• **Stated exercise**: Of the lines in these entries, how many contain the string "ylabel"? Give the number and nothing else.

• **Data to process**:
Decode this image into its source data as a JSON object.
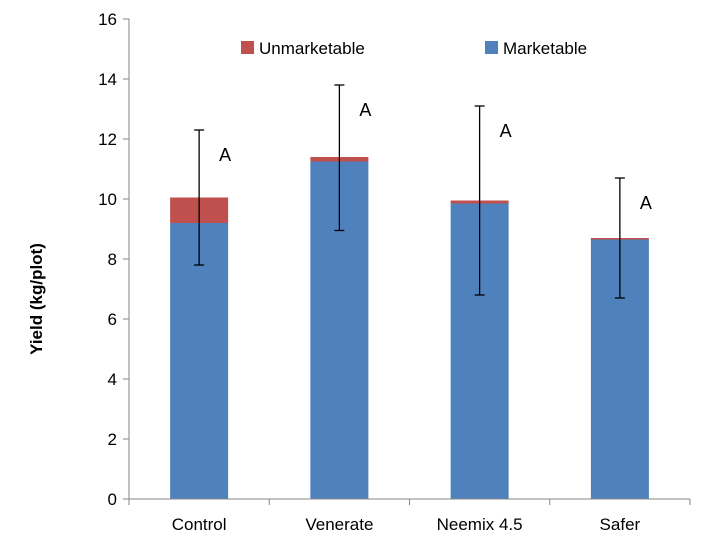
{
  "chart_data": {
    "type": "bar",
    "stacked": true,
    "categories": [
      "Control",
      "Venerate",
      "Neemix 4.5",
      "Safer"
    ],
    "series": [
      {
        "name": "Marketable",
        "color": "#4F81BD",
        "values": [
          9.2,
          11.25,
          9.85,
          8.65
        ]
      },
      {
        "name": "Unmarketable",
        "color": "#C0504D",
        "values": [
          0.85,
          0.15,
          0.1,
          0.05
        ]
      }
    ],
    "error_bars": {
      "upper": [
        12.3,
        13.8,
        13.1,
        10.7
      ],
      "lower": [
        7.8,
        8.95,
        6.8,
        6.7
      ]
    },
    "annotations": [
      "A",
      "A",
      "A",
      "A"
    ],
    "title": "",
    "xlabel": "",
    "ylabel": "Yield (kg/plot)",
    "ylim": [
      0,
      16
    ],
    "yticks": [
      0,
      2,
      4,
      6,
      8,
      10,
      12,
      14,
      16
    ],
    "grid": false,
    "legend": {
      "position": "top-center",
      "entries": [
        "Unmarketable",
        "Marketable"
      ]
    }
  }
}
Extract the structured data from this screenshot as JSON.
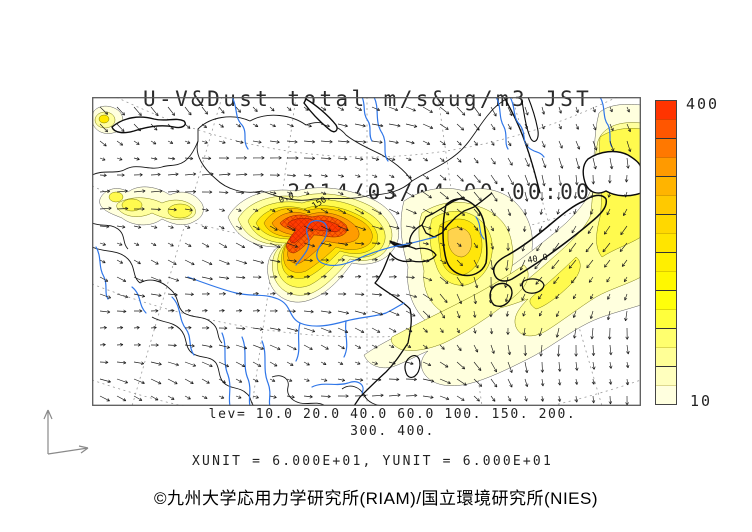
{
  "header": {
    "title_line1": "U-V&Dust total m/s&ug/m3 JST",
    "title_line2": "2014/03/04.00:00:00"
  },
  "colorbar": {
    "max_label": "400",
    "min_label": "10",
    "colors": [
      "#FF3400",
      "#FF5600",
      "#FF7800",
      "#FF9A00",
      "#FFB400",
      "#FFC900",
      "#FFD800",
      "#FFE500",
      "#FFEF00",
      "#FFF800",
      "#FFFF0A",
      "#FFFF3C",
      "#FFFF6E",
      "#FFFF96",
      "#FFFFBE",
      "#FFFFDF"
    ],
    "tick_indices": [
      1,
      3,
      5,
      7,
      9,
      11,
      13
    ]
  },
  "legend": {
    "levels_line1": "lev= 10.0 20.0 40.0 60.0 100. 150. 200.",
    "levels_line2": "300. 400.",
    "units_line": "XUNIT = 6.000E+01, YUNIT = 6.000E+01"
  },
  "map": {
    "contour_labels": [
      {
        "text": "0.0"
      },
      {
        "text": "150."
      },
      {
        "text": "40.0"
      }
    ]
  },
  "footer": {
    "credit": "©九州大学応用力学研究所(RIAM)/国立環境研究所(NIES)"
  },
  "chart_data": {
    "type": "heatmap",
    "subtype": "filled-contour map with wind vector overlay",
    "title": "U-V&Dust total m/s&ug/m3 JST",
    "datetime": "2014/03/04.00:00:00",
    "timezone": "JST",
    "variables": {
      "vectors": "U-V wind (m/s)",
      "fill": "Dust total concentration (ug/m3)"
    },
    "contour_levels": [
      10.0,
      20.0,
      40.0,
      60.0,
      100,
      150,
      200,
      300,
      400
    ],
    "colorbar_range": [
      10,
      400
    ],
    "colorbar_orientation": "vertical-right",
    "vector_scale": {
      "xunit": "6.000E+01",
      "yunit": "6.000E+01"
    },
    "region": "East Asia (China, Mongolia, Korea, Japan)",
    "features": [
      "dust plume core 300-400 ug/m3 over northern China",
      "secondary maximum 100-150 ug/m3 over Korean peninsula / Yellow Sea",
      "40-60 ug/m3 band stretching over Japan to northeast edge",
      "20-40 ug/m3 band over Tarim basin (left of domain)",
      "wind vectors westerly over China turning southward east of Japan"
    ],
    "grid": "dashed gray graticule",
    "credit": "©九州大学応用力学研究所(RIAM)/国立環境研究所(NIES)"
  }
}
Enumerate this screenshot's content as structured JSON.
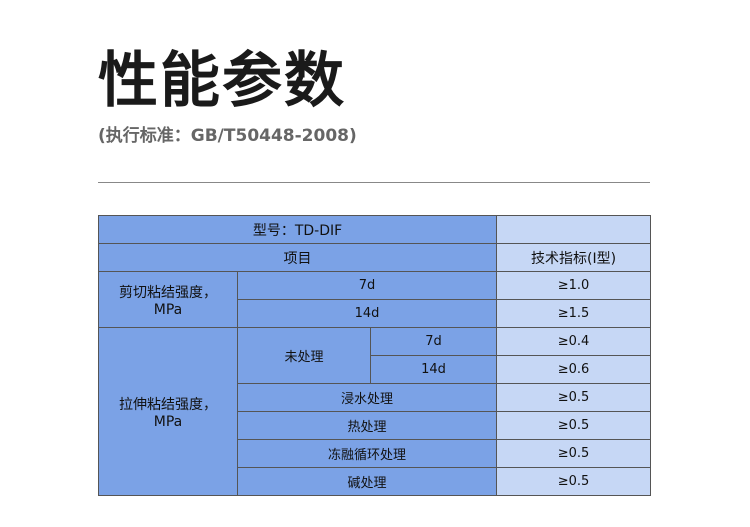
{
  "title": "性能参数",
  "subtitle": "(执行标准：GB/T50448-2008)",
  "table": {
    "model": "型号：TD-DIF",
    "header_item": "项目",
    "header_spec": "技术指标(I型)",
    "shear": {
      "label": "剪切粘结强度，",
      "unit": "MPa",
      "rows": [
        {
          "item": "7d",
          "value": "≥1.0"
        },
        {
          "item": "14d",
          "value": "≥1.5"
        }
      ]
    },
    "tensile": {
      "label": "拉伸粘结强度，",
      "unit": "MPa",
      "untreated": "未处理",
      "untreated_rows": [
        {
          "item": "7d",
          "value": "≥0.4"
        },
        {
          "item": "14d",
          "value": "≥0.6"
        }
      ],
      "rows": [
        {
          "item": "浸水处理",
          "value": "≥0.5"
        },
        {
          "item": "热处理",
          "value": "≥0.5"
        },
        {
          "item": "冻融循环处理",
          "value": "≥0.5"
        },
        {
          "item": "碱处理",
          "value": "≥0.5"
        }
      ]
    }
  },
  "colors": {
    "cell_dark": "#7ba2e6",
    "cell_light": "#c6d7f5"
  }
}
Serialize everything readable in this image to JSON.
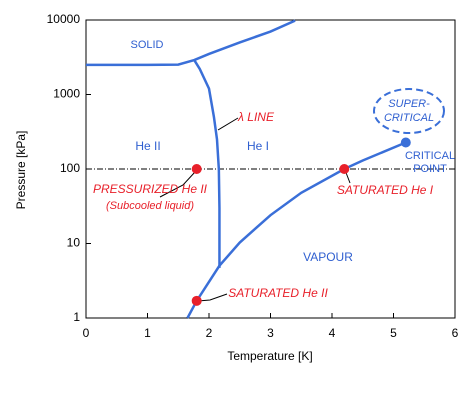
{
  "chart_data": {
    "type": "line",
    "xlabel": "Temperature [K]",
    "ylabel": "Pressure [kPa]",
    "xlim": [
      0,
      6
    ],
    "xticks": [
      0,
      1,
      2,
      3,
      4,
      5,
      6
    ],
    "ylim": [
      1,
      10000
    ],
    "yticks": [
      1,
      10,
      100,
      1000,
      10000
    ],
    "ylog": true,
    "series": [
      {
        "color": "#3a6fd8",
        "x": [
          0,
          1.0,
          1.5,
          1.76,
          2.0,
          2.5,
          3.0,
          3.4
        ],
        "values": [
          2500,
          2500,
          2520,
          2900,
          3500,
          5000,
          7000,
          9800
        ]
      },
      {
        "color": "#3a6fd8",
        "x": [
          1.76,
          1.85,
          2.0,
          2.08,
          2.13,
          2.16,
          2.17,
          2.17
        ],
        "values": [
          2900,
          2200,
          1200,
          500,
          250,
          100,
          30,
          4.7
        ]
      },
      {
        "color": "#3a6fd8",
        "x": [
          1.65,
          1.8,
          2.17,
          2.5,
          3.0,
          3.5,
          4.2,
          4.5,
          5.2
        ],
        "values": [
          1,
          1.7,
          5.04,
          10.3,
          24,
          48,
          100,
          130,
          227
        ]
      }
    ],
    "points": [
      {
        "x": 1.8,
        "y": 100,
        "color": "#e8202a"
      },
      {
        "x": 4.2,
        "y": 100,
        "color": "#e8202a"
      },
      {
        "x": 1.8,
        "y": 1.7,
        "color": "#e8202a"
      },
      {
        "x": 5.2,
        "y": 227,
        "color": "#3a6fd8"
      }
    ],
    "hline": 100,
    "annotations": [
      "SOLID",
      "He II",
      "He I",
      "λ LINE",
      "VAPOUR",
      "SUPER-",
      "CRITICAL",
      "CRITICAL",
      "POINT",
      "PRESSURIZED He II",
      "(Subcooled liquid)",
      "SATURATED He I",
      "SATURATED He II"
    ]
  }
}
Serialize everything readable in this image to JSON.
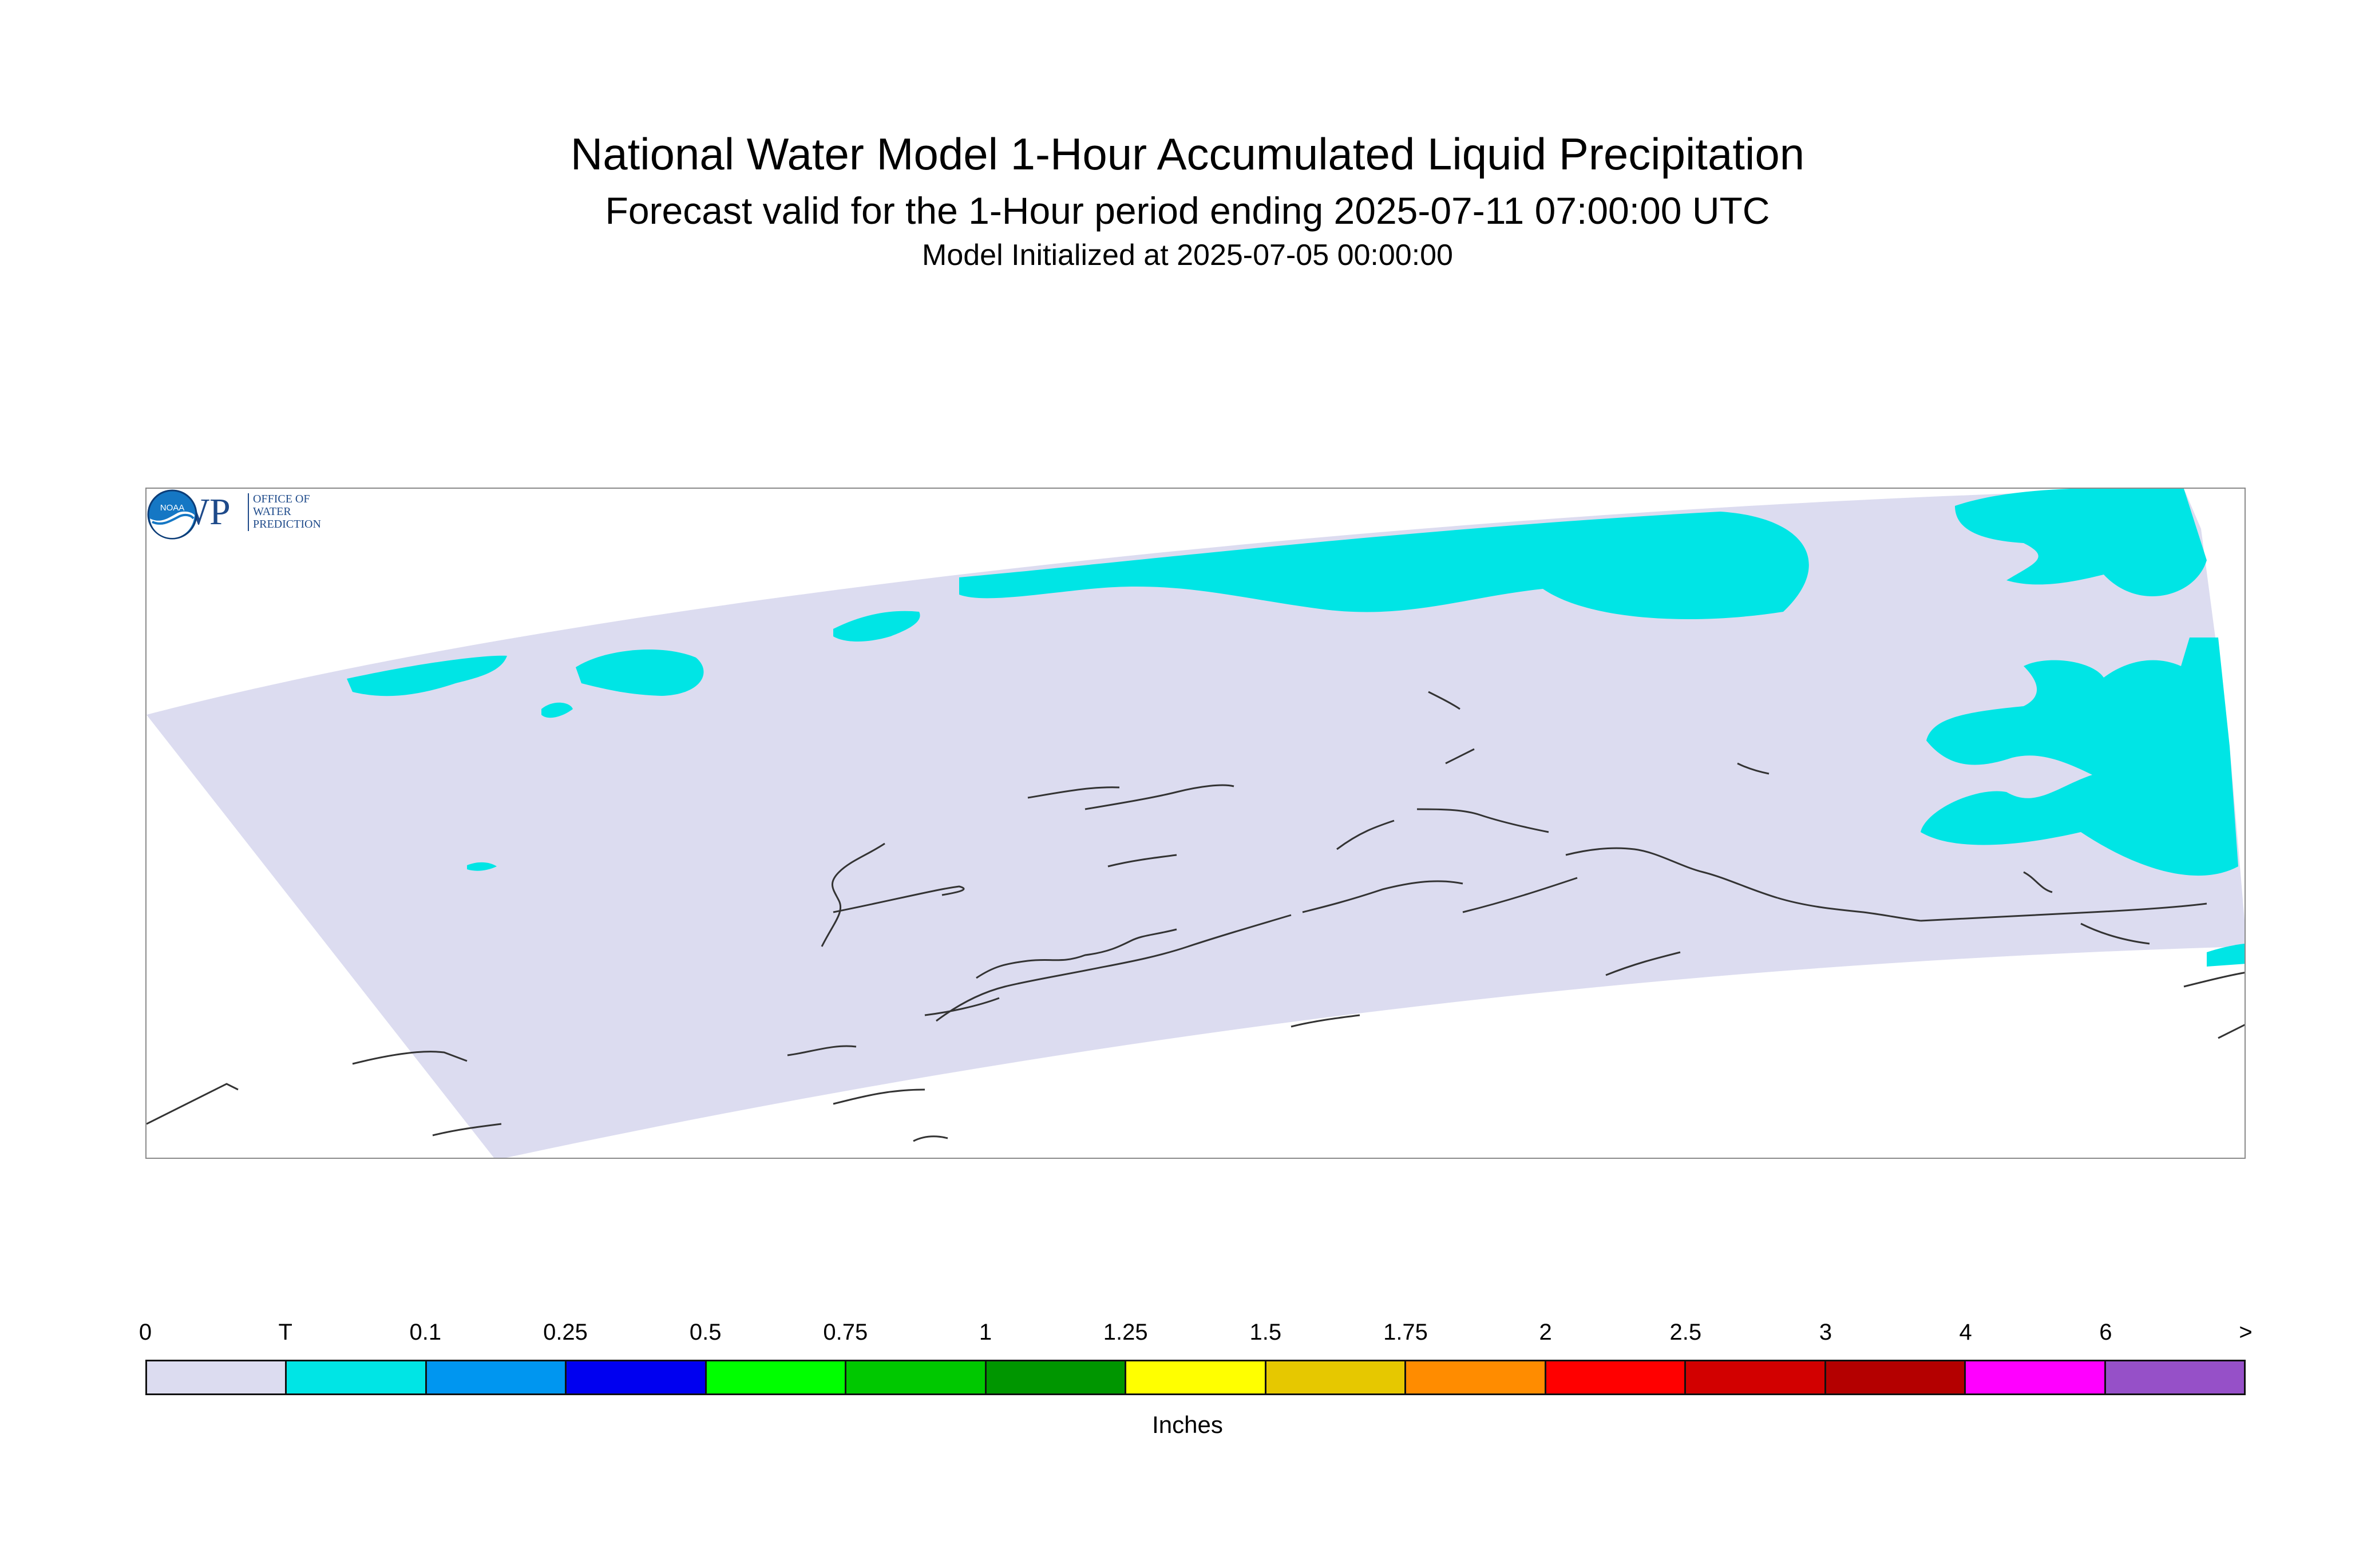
{
  "header": {
    "title": "National Water Model 1-Hour Accumulated Liquid Precipitation",
    "subtitle": "Forecast valid for the 1-Hour period ending 2025-07-11 07:00:00 UTC",
    "initialized": "Model Initialized at 2025-07-05 00:00:00"
  },
  "logos": {
    "owp_mark": "OWP",
    "owp_lines": [
      "OFFICE OF",
      "WATER",
      "PREDICTION"
    ],
    "noaa_mark": "NOAA"
  },
  "map": {
    "domain_color": "#dcdcf0",
    "coast_color": "#333333",
    "precip_color": "#00e5e5"
  },
  "legend": {
    "labels": [
      "0",
      "T",
      "0.1",
      "0.25",
      "0.5",
      "0.75",
      "1",
      "1.25",
      "1.5",
      "1.75",
      "2",
      "2.5",
      "3",
      "4",
      "6",
      ">"
    ],
    "colors": [
      "#dcdcf0",
      "#00e5e5",
      "#0096f0",
      "#0000f0",
      "#00ff00",
      "#00c800",
      "#009600",
      "#ffff00",
      "#e6c800",
      "#ff8c00",
      "#ff0000",
      "#d20000",
      "#b40000",
      "#ff00ff",
      "#9650c8"
    ],
    "units": "Inches"
  }
}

• **The completed task**: 2